Exercise details:
Extract each line containing the string "Bluetooth".

Task material:
>> begin
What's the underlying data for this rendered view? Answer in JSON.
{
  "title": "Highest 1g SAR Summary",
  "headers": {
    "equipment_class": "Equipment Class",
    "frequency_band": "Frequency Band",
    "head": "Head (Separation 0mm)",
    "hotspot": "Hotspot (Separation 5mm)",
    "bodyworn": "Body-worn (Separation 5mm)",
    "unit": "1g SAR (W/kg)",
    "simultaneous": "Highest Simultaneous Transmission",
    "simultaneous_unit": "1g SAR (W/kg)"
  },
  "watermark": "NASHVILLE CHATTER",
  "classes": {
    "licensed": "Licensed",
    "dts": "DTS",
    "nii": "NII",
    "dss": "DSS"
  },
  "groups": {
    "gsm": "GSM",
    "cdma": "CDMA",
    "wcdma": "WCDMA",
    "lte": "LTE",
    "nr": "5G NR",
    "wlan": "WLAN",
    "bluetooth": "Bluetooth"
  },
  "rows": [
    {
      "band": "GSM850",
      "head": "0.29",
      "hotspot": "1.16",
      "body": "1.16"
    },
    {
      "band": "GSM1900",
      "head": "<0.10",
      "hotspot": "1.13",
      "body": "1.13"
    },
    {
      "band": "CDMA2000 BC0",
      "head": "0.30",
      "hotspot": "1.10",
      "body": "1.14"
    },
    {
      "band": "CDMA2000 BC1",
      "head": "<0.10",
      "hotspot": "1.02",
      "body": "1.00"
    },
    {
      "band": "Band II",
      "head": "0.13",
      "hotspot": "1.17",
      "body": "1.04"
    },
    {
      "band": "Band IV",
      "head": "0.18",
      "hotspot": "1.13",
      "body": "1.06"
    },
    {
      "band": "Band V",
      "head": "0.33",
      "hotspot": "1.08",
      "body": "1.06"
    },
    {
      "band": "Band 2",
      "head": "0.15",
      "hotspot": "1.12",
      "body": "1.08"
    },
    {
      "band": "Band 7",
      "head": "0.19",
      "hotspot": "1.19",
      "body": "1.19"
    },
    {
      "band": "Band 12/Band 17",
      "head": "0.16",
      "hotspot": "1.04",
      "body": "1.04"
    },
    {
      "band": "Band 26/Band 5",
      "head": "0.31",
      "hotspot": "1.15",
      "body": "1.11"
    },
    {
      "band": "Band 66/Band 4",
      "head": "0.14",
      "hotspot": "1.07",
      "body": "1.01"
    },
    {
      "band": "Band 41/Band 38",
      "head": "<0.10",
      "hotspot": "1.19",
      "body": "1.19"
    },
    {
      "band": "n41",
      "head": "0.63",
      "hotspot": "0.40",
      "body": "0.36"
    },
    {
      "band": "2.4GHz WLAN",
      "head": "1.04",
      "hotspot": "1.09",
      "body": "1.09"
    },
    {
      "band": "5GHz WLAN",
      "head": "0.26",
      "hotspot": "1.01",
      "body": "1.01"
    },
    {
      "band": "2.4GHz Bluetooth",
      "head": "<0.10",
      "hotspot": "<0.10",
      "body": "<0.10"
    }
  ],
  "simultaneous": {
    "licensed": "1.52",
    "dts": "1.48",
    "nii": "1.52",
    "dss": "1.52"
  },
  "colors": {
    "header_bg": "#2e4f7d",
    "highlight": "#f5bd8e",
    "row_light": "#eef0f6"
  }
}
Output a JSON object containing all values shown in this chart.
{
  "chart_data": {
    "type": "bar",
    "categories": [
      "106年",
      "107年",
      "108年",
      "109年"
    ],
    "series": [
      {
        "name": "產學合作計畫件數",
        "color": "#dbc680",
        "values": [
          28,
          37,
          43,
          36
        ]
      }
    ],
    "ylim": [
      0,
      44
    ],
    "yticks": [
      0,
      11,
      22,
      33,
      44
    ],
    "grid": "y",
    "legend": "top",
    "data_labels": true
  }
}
>> end
Response to the exercise:
    "bluetooth": "Bluetooth"
      "band": "2.4GHz Bluetooth",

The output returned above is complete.